What the task requires
Write out the listing below line for line, keeping every character as it appears.

** start Exercise materials **

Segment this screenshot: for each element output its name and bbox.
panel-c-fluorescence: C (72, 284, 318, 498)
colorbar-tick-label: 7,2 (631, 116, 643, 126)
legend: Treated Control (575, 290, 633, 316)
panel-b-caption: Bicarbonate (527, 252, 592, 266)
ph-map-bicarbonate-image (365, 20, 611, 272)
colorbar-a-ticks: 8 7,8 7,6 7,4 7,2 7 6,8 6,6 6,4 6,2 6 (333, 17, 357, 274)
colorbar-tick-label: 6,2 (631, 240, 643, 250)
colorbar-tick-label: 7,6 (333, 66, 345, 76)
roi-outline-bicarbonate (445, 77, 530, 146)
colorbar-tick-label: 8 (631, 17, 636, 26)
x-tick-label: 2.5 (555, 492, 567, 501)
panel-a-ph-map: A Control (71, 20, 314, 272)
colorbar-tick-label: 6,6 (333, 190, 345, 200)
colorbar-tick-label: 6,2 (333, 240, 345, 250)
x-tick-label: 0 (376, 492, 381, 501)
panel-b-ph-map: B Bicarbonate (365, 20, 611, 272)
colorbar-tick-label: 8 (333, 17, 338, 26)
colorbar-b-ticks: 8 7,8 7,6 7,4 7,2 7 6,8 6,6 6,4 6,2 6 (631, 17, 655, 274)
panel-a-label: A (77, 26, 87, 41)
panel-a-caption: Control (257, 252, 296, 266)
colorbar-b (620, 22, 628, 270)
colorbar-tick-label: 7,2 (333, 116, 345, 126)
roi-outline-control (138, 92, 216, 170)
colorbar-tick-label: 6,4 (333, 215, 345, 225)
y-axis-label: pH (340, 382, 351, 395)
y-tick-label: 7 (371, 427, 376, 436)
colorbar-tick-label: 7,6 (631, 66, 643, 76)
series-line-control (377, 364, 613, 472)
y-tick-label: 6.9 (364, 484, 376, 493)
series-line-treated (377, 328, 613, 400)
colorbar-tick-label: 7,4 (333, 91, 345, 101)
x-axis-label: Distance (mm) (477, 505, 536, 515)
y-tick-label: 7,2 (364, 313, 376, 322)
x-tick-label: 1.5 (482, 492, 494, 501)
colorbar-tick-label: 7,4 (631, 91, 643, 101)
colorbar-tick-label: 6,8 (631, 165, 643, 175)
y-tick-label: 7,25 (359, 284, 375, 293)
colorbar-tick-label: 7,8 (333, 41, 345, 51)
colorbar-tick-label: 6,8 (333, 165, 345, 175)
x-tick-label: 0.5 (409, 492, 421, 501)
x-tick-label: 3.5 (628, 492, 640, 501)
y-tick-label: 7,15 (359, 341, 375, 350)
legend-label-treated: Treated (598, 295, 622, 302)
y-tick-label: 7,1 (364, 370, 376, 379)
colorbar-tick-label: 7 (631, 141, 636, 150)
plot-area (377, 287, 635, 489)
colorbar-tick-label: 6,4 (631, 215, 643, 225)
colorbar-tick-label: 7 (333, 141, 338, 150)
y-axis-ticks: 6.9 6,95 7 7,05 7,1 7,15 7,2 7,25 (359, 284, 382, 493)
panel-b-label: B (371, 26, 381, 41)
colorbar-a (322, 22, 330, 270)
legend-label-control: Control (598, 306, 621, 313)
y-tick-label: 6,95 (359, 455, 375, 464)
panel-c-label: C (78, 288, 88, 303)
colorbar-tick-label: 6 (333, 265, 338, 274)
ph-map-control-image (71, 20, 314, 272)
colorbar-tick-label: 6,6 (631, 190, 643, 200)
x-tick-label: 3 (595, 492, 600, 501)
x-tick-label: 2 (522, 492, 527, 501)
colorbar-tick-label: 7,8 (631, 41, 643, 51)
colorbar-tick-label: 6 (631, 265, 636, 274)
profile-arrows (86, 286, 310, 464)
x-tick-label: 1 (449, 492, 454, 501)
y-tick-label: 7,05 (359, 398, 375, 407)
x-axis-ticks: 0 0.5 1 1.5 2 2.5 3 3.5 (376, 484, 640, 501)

** end Exercise materials **

Solution to the problem
Segment this screenshot: for each element output its name and bbox.
panel-c-fluorescence: C (72, 284, 318, 498)
colorbar-tick-label: 7,2 (631, 116, 643, 126)
legend: Treated Control (575, 290, 633, 316)
panel-b-caption: Bicarbonate (527, 252, 592, 266)
ph-map-bicarbonate-image (365, 20, 611, 272)
colorbar-a-ticks: 8 7,8 7,6 7,4 7,2 7 6,8 6,6 6,4 6,2 6 (333, 17, 357, 274)
colorbar-tick-label: 6,2 (631, 240, 643, 250)
colorbar-tick-label: 7,6 (333, 66, 345, 76)
roi-outline-bicarbonate (445, 77, 530, 146)
colorbar-tick-label: 8 (631, 17, 636, 26)
x-tick-label: 2.5 (555, 492, 567, 501)
panel-a-ph-map: A Control (71, 20, 314, 272)
colorbar-tick-label: 6,6 (333, 190, 345, 200)
colorbar-tick-label: 6,2 (333, 240, 345, 250)
x-tick-label: 0 (376, 492, 381, 501)
panel-b-ph-map: B Bicarbonate (365, 20, 611, 272)
colorbar-tick-label: 8 (333, 17, 338, 26)
colorbar-b-ticks: 8 7,8 7,6 7,4 7,2 7 6,8 6,6 6,4 6,2 6 (631, 17, 655, 274)
panel-a-label: A (77, 26, 87, 41)
panel-a-caption: Control (257, 252, 296, 266)
colorbar-b (620, 22, 628, 270)
colorbar-tick-label: 7,2 (333, 116, 345, 126)
roi-outline-control (138, 92, 216, 170)
colorbar-tick-label: 6,4 (333, 215, 345, 225)
y-axis-label: pH (340, 382, 351, 395)
y-tick-label: 7 (371, 427, 376, 436)
colorbar-tick-label: 7,6 (631, 66, 643, 76)
series-line-control (377, 364, 613, 472)
y-tick-label: 6.9 (364, 484, 376, 493)
series-line-treated (377, 328, 613, 400)
colorbar-tick-label: 7,4 (333, 91, 345, 101)
x-axis-label: Distance (mm) (477, 505, 536, 515)
y-tick-label: 7,2 (364, 313, 376, 322)
x-tick-label: 1.5 (482, 492, 494, 501)
colorbar-tick-label: 7,4 (631, 91, 643, 101)
colorbar-tick-label: 6,8 (631, 165, 643, 175)
y-tick-label: 7,25 (359, 284, 375, 293)
colorbar-tick-label: 7,8 (333, 41, 345, 51)
colorbar-tick-label: 6,8 (333, 165, 345, 175)
x-tick-label: 0.5 (409, 492, 421, 501)
x-tick-label: 3.5 (628, 492, 640, 501)
y-tick-label: 7,15 (359, 341, 375, 350)
legend-label-treated: Treated (598, 295, 622, 302)
y-tick-label: 7,1 (364, 370, 376, 379)
colorbar-tick-label: 7 (631, 141, 636, 150)
plot-area (377, 287, 635, 489)
colorbar-tick-label: 6,4 (631, 215, 643, 225)
colorbar-tick-label: 7 (333, 141, 338, 150)
y-axis-ticks: 6.9 6,95 7 7,05 7,1 7,15 7,2 7,25 (359, 284, 382, 493)
panel-b-label: B (371, 26, 381, 41)
colorbar-a (322, 22, 330, 270)
legend-label-control: Control (598, 306, 621, 313)
y-tick-label: 6,95 (359, 455, 375, 464)
panel-c-label: C (78, 288, 88, 303)
colorbar-tick-label: 6 (333, 265, 338, 274)
ph-map-control-image (71, 20, 314, 272)
colorbar-tick-label: 6,6 (631, 190, 643, 200)
x-tick-label: 3 (595, 492, 600, 501)
x-tick-label: 2 (522, 492, 527, 501)
colorbar-tick-label: 7,8 (631, 41, 643, 51)
colorbar-tick-label: 6 (631, 265, 636, 274)
profile-arrows (86, 286, 310, 464)
x-tick-label: 1 (449, 492, 454, 501)
y-tick-label: 7,05 (359, 398, 375, 407)
x-axis-ticks: 0 0.5 1 1.5 2 2.5 3 3.5 (376, 484, 640, 501)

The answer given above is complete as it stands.